Stated exercise
Read the data and repeat all of it exactly.

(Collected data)
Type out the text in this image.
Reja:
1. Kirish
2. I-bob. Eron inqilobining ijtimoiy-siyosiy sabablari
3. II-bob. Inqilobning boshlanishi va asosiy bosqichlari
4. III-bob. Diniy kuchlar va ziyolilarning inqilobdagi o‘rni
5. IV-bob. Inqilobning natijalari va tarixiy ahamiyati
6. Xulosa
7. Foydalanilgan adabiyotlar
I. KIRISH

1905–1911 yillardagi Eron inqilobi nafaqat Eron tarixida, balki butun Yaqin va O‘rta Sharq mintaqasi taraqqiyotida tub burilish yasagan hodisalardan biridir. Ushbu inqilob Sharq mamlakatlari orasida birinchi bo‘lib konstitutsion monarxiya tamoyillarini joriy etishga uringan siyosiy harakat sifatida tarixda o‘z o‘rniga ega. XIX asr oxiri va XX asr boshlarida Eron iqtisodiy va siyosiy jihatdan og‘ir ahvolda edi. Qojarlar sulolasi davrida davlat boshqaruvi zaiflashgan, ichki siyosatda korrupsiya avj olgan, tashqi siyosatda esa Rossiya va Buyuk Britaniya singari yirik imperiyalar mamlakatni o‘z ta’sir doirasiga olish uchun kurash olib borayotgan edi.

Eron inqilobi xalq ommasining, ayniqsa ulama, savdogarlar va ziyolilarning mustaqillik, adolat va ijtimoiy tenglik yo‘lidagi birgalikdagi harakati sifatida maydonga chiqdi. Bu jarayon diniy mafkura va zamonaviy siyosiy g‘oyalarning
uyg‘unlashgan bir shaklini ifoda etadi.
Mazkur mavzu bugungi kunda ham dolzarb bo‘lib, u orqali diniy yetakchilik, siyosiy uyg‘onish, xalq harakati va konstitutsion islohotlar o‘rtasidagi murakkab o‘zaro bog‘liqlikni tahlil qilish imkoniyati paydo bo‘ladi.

Solution for this exercise
Type out the text in this image.
Reja:
1. Kirish
2. I-bob. Eron inqilobining ijtimoiy-siyosiy sabablari
3. II-bob. Inqilobning boshlanishi va asosiy bosqichlari
4. III-bob. Diniy kuchlar va ziyolilarning inqilobdagi o‘rni
5. IV-bob. Inqilobning natijalari va tarixiy ahamiyati
6. Xulosa
7. Foydalanilgan adabiyotlar
I. KIRISH

1905–1911 yillardagi Eron inqilobi nafaqat Eron tarixida, balki butun Yaqin va O‘rta Sharq mintaqasi taraqqiyotida tub burilish yasagan hodisalardan biridir. Ushbu inqilob Sharq mamlakatlari orasida birinchi bo‘lib konstitutsion monarxiya tamoyillarini joriy etishga uringan siyosiy harakat sifatida tarixda o‘z o‘rniga ega. XIX asr oxiri va XX asr boshlarida Eron iqtisodiy va siyosiy jihatdan og‘ir ahvolda edi. Qojarlar sulolasi davrida davlat boshqaruvi zaiflashgan, ichki siyosatda korrupsiya avj olgan, tashqi siyosatda esa Rossiya va Buyuk Britaniya singari yirik imperiyalar mamlakatni o‘z ta’sir doirasiga olish uchun kurash olib borayotgan edi.

Eron inqilobi xalq ommasining, ayniqsa ulama, savdogarlar va ziyolilarning mustaqillik, adolat va ijtimoiy tenglik yo‘lidagi birgalikdagi harakati sifatida maydonga chiqdi. Bu jarayon diniy mafkura va zamonaviy siyosiy g‘oyalarning
uyg‘unlashgan bir shaklini ifoda etadi.
Mazkur mavzu bugungi kunda ham dolzarb bo‘lib, u orqali diniy yetakchilik, siyosiy uyg‘onish, xalq harakati va konstitutsion islohotlar o‘rtasidagi murakkab o‘zaro bog‘liqlikni tahlil qilish imkoniyati paydo bo‘ladi.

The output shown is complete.